▶ Directions
Take the line that contains "Enumerate this screenshot's" as the first line and the last line of the material below as the final one; reproduce exactly the lines between, inclusive.

#####

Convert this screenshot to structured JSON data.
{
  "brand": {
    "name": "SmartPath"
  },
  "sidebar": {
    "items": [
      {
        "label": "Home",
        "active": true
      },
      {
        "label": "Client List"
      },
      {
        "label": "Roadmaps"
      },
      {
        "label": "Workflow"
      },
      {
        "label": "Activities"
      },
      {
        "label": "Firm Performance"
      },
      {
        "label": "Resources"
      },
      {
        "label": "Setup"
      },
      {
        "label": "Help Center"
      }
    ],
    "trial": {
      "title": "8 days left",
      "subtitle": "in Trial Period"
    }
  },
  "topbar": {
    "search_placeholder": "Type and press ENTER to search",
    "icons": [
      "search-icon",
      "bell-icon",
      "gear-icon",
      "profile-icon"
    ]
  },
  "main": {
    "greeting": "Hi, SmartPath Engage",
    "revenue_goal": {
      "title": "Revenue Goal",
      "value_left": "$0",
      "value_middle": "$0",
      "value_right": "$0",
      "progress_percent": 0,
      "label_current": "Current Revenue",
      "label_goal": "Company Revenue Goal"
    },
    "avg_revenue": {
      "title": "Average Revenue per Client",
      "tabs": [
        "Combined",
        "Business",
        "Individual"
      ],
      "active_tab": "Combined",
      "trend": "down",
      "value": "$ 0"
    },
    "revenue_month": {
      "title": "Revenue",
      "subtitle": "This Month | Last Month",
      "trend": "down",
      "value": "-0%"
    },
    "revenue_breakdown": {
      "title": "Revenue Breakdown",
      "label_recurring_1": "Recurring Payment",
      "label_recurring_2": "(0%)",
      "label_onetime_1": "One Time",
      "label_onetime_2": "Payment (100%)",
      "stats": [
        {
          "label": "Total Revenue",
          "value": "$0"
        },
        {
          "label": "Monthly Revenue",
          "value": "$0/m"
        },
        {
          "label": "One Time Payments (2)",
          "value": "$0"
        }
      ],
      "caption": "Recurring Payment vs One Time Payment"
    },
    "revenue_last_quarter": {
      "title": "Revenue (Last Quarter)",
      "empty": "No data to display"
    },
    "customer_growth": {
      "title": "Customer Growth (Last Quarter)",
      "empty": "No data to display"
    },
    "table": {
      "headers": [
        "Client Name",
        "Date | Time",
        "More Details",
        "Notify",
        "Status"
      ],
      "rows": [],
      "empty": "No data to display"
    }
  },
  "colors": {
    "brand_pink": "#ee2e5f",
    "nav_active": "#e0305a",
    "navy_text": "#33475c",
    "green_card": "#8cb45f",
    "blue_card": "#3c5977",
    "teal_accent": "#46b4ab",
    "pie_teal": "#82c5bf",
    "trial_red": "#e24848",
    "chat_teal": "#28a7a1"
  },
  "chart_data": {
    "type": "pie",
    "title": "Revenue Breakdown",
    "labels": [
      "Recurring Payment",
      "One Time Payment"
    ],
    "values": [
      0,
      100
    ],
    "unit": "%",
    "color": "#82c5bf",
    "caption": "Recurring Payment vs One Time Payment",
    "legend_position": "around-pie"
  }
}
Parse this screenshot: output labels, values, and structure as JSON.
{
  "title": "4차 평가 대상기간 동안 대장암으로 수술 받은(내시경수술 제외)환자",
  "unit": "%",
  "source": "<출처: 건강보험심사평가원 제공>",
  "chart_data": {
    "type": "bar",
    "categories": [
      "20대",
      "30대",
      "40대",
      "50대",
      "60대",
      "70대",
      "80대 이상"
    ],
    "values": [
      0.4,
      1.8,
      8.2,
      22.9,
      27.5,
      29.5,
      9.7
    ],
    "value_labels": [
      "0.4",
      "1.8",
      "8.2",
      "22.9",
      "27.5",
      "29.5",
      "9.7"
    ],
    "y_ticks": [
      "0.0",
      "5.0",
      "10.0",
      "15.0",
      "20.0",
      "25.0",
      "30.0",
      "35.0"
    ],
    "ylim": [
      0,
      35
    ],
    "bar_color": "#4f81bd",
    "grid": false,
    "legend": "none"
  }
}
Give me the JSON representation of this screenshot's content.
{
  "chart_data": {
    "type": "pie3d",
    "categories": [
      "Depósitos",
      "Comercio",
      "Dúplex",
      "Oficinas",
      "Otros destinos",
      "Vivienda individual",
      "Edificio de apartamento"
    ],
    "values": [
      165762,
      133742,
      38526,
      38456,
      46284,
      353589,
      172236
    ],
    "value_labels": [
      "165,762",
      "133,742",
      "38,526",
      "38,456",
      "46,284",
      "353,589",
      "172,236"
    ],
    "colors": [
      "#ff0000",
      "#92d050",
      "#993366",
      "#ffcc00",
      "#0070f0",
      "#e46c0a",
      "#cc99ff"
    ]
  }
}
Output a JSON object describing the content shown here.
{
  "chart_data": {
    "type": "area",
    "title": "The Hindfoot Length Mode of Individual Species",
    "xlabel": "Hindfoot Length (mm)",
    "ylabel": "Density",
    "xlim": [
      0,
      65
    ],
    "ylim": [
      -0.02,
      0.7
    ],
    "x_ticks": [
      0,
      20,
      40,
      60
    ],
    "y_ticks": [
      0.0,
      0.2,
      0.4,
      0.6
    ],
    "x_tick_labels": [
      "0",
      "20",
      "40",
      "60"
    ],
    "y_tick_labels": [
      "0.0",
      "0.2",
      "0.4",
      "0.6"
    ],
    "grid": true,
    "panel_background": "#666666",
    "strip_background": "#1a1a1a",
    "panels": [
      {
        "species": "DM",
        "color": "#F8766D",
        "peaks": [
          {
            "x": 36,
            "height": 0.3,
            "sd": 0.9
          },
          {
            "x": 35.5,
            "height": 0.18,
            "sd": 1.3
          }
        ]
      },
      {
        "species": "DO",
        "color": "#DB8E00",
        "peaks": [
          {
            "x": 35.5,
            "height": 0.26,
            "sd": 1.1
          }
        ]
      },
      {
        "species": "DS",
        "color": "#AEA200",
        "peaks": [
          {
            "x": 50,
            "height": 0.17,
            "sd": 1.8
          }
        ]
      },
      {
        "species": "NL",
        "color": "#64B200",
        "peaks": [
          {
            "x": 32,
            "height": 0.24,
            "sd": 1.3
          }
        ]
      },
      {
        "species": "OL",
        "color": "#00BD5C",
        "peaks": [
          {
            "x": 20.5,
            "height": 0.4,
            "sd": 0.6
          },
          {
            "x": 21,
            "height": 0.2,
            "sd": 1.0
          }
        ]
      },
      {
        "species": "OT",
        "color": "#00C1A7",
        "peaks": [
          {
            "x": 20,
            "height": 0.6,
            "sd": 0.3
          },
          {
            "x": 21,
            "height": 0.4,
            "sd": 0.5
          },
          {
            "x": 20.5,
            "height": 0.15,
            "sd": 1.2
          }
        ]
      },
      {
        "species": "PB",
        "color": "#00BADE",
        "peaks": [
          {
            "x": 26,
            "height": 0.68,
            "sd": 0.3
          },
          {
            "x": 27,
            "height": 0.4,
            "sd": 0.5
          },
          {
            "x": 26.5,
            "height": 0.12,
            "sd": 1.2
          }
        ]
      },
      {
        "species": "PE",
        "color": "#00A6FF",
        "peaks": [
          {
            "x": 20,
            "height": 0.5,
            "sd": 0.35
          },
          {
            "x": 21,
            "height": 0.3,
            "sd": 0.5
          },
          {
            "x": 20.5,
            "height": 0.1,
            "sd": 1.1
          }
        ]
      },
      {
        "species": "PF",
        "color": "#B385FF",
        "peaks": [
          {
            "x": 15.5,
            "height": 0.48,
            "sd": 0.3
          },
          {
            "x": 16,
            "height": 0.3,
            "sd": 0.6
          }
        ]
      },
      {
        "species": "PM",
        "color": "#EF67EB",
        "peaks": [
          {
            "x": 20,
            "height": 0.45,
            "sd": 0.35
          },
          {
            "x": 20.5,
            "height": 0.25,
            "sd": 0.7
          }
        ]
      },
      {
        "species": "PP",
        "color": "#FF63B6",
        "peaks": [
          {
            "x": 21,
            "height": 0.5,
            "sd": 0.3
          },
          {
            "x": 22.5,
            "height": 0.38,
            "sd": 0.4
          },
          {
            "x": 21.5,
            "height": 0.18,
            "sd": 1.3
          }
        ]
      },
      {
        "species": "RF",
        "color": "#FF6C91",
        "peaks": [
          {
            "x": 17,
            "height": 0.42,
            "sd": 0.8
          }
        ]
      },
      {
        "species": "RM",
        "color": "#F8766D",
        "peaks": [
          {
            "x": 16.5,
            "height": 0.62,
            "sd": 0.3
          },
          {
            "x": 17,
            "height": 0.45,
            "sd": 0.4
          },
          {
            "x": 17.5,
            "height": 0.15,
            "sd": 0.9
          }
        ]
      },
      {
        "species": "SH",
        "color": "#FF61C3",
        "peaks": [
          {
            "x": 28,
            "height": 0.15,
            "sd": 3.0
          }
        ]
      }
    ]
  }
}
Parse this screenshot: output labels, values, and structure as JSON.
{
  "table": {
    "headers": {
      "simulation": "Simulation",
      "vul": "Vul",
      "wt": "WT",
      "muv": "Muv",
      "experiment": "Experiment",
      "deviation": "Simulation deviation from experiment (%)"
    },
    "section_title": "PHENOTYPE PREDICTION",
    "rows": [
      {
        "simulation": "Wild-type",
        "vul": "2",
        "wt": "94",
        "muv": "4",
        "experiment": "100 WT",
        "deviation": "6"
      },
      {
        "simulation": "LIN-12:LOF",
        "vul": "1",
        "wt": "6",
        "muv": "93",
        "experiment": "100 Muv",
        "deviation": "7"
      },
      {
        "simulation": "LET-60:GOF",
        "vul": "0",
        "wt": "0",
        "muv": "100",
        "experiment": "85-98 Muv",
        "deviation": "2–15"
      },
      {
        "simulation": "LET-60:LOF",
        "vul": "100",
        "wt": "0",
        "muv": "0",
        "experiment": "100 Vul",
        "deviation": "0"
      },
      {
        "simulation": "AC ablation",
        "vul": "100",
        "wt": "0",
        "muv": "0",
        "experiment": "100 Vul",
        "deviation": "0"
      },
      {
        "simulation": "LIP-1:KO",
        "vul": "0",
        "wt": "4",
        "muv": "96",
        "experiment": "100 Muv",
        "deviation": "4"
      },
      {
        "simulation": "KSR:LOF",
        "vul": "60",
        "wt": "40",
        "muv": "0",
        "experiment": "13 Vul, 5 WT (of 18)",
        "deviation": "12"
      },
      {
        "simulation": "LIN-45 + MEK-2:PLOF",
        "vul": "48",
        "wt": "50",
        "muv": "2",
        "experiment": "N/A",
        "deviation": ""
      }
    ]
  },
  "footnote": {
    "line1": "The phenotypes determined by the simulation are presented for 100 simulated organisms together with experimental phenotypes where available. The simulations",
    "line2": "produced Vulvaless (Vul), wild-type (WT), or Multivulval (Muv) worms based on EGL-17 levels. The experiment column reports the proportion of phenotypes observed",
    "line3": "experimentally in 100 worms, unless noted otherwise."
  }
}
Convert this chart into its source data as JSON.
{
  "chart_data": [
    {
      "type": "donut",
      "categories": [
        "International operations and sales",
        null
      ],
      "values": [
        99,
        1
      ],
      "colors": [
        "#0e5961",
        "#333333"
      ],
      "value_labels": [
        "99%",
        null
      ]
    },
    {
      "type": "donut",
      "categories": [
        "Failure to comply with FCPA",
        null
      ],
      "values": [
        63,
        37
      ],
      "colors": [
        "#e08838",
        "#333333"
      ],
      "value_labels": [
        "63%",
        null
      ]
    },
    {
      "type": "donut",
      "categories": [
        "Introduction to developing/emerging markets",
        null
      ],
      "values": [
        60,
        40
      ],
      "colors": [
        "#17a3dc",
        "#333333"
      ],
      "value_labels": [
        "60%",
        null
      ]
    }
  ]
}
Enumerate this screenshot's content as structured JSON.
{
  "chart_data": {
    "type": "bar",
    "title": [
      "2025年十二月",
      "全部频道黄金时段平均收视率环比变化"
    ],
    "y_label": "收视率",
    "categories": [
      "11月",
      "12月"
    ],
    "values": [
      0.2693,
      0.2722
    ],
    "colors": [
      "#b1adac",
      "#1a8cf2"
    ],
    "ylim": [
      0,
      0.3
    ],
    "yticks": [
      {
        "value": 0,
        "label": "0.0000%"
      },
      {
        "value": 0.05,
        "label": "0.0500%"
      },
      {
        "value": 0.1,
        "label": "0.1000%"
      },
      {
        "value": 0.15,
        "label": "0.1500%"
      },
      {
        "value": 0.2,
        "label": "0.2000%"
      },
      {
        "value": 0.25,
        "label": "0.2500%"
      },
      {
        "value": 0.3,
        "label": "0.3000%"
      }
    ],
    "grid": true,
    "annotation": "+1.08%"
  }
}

#####

▶ Exercise answer
Enumerate this screenshot's content as structured JSON.
{
  "chart_data": {
    "type": "bar",
    "title": [
      "2025年十二月",
      "全部频道黄金时段平均收视率环比变化"
    ],
    "y_label": "收视率",
    "categories": [
      "11月",
      "12月"
    ],
    "values": [
      0.2693,
      0.2722
    ],
    "colors": [
      "#b1adac",
      "#1a8cf2"
    ],
    "ylim": [
      0,
      0.3
    ],
    "yticks": [
      {
        "value": 0,
        "label": "0.0000%"
      },
      {
        "value": 0.05,
        "label": "0.0500%"
      },
      {
        "value": 0.1,
        "label": "0.1000%"
      },
      {
        "value": 0.15,
        "label": "0.1500%"
      },
      {
        "value": 0.2,
        "label": "0.2000%"
      },
      {
        "value": 0.25,
        "label": "0.2500%"
      },
      {
        "value": 0.3,
        "label": "0.3000%"
      }
    ],
    "grid": true,
    "annotation": "+1.08%"
  }
}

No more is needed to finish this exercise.